_Exercise description:_ Using the data below, gather each line that includes the word "окна".

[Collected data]
◇ ◇ ◇ ◇

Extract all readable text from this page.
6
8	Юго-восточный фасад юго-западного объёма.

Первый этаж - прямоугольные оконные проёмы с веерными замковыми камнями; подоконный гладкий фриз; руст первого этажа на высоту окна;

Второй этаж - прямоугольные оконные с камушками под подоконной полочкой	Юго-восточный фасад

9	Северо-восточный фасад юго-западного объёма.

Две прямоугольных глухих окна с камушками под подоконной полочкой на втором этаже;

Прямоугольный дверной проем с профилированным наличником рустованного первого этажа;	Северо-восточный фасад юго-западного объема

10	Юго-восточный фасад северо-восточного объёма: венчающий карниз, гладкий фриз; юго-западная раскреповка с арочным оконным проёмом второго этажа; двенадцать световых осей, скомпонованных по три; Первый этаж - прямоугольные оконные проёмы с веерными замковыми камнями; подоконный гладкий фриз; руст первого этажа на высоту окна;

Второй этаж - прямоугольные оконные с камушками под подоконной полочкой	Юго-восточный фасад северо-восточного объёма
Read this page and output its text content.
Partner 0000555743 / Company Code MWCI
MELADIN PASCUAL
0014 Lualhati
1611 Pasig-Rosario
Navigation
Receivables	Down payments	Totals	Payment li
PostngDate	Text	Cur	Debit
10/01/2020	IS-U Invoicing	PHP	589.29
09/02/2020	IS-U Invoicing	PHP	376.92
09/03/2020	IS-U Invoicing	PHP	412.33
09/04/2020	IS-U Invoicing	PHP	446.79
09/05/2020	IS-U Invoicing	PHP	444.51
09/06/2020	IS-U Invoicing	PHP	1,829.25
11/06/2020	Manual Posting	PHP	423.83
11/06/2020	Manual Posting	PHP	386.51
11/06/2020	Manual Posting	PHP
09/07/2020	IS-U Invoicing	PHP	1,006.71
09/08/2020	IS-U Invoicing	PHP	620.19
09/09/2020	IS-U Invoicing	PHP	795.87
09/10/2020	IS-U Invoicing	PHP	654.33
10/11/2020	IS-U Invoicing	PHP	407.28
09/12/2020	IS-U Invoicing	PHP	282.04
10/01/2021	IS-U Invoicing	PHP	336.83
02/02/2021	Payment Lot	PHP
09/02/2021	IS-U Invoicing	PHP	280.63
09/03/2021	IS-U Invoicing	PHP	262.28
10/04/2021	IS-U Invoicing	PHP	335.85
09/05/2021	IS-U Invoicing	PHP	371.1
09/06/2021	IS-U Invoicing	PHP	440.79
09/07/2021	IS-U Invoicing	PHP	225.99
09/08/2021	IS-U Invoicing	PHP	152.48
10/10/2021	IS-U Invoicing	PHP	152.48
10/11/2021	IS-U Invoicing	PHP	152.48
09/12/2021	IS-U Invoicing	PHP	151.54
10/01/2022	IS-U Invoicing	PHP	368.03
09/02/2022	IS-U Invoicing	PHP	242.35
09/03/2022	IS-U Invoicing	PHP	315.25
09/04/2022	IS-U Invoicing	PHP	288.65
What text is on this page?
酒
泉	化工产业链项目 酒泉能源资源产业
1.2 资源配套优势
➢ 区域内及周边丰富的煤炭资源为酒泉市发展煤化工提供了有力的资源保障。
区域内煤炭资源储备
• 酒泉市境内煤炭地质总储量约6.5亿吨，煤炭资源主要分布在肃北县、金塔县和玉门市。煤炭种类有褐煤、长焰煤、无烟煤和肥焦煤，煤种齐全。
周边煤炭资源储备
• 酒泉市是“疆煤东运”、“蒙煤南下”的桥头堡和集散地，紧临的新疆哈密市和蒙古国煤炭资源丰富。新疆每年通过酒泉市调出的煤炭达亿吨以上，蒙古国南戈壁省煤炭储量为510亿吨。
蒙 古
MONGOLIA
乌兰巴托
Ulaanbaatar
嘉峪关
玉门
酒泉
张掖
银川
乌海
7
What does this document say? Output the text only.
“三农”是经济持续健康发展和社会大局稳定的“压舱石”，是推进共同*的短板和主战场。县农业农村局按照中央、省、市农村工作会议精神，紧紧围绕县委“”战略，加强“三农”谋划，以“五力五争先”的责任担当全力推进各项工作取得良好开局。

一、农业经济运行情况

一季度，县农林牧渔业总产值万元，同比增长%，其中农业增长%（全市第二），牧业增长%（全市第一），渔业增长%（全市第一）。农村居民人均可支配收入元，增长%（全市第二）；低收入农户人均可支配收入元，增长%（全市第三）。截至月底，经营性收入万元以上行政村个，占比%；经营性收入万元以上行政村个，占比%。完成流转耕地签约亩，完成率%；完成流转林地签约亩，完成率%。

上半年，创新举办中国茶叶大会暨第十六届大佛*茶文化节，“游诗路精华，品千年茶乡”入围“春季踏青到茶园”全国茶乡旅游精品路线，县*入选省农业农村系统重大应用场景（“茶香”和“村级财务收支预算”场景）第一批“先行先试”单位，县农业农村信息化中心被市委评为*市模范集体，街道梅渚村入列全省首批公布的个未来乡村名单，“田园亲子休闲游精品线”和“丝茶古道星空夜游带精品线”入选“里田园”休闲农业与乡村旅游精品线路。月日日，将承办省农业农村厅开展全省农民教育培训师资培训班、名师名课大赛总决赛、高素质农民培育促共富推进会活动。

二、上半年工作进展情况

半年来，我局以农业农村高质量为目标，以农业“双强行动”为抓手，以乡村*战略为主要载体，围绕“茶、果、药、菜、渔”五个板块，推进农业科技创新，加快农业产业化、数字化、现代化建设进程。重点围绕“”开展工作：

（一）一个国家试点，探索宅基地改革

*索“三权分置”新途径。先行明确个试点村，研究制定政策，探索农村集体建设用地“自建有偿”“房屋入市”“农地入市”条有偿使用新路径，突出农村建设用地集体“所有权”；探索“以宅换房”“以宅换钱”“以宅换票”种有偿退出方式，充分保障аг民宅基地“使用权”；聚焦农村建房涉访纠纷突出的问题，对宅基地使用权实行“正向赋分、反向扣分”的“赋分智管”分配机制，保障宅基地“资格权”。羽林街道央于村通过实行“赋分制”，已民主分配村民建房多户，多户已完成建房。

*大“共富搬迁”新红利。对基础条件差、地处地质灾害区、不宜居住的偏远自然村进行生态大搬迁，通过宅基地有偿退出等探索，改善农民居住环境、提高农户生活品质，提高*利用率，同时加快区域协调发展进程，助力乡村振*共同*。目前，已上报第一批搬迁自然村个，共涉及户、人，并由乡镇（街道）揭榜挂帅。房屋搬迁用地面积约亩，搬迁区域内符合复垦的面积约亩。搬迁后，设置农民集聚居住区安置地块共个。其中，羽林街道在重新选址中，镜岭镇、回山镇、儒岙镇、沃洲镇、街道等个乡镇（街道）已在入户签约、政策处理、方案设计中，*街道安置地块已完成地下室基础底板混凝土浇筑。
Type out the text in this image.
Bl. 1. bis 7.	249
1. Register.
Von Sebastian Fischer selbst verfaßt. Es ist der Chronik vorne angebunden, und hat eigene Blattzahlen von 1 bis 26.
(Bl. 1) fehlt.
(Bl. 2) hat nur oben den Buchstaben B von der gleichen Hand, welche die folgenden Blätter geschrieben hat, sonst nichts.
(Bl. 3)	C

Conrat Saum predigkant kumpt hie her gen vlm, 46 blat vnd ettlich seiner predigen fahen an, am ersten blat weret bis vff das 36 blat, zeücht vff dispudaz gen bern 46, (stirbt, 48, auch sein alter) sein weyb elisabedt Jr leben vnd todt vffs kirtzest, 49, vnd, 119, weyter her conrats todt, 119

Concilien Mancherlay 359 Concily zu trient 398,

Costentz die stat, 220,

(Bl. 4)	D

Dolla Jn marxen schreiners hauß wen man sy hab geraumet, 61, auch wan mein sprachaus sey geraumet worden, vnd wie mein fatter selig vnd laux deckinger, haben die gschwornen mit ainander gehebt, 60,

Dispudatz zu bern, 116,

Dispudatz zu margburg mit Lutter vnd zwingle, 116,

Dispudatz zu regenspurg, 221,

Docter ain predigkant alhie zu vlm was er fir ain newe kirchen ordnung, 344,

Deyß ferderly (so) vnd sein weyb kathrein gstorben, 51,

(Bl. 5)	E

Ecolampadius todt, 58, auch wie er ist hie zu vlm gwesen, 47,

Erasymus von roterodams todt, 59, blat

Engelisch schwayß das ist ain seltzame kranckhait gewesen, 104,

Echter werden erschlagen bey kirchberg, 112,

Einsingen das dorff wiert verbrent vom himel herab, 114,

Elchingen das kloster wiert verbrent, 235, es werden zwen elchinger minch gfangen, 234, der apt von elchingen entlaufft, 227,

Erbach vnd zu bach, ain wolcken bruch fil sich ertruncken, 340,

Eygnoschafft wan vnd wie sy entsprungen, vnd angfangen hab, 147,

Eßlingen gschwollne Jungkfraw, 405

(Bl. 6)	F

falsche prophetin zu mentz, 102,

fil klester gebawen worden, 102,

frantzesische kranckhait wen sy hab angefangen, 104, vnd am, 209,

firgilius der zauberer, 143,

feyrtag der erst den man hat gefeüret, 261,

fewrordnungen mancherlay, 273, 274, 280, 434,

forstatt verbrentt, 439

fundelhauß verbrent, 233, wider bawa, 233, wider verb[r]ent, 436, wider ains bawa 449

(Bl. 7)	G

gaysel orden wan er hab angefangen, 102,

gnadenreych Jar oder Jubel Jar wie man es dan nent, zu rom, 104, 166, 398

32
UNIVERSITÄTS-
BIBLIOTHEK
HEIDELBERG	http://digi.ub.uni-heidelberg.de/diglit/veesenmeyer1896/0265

◇ ◇ ◇ ◇

_Exercise solution:_
Первый этаж - прямоугольные оконные проёмы с веерными замковыми камнями; подоконный гладкий фриз; руст первого этажа на высоту окна;
Две прямоугольных глухих окна с камушками под подоконной полочкой на втором этаже;
10	Юго-восточный фасад северо-восточного объёма: венчающий карниз, гладкий фриз; юго-западная раскреповка с арочным оконным проёмом второго этажа; двенадцать световых осей, скомпонованных по три; Первый этаж - прямоугольные оконные проёмы с веерными замковыми камнями; подоконный гладкий фриз; руст первого этажа на высоту окна;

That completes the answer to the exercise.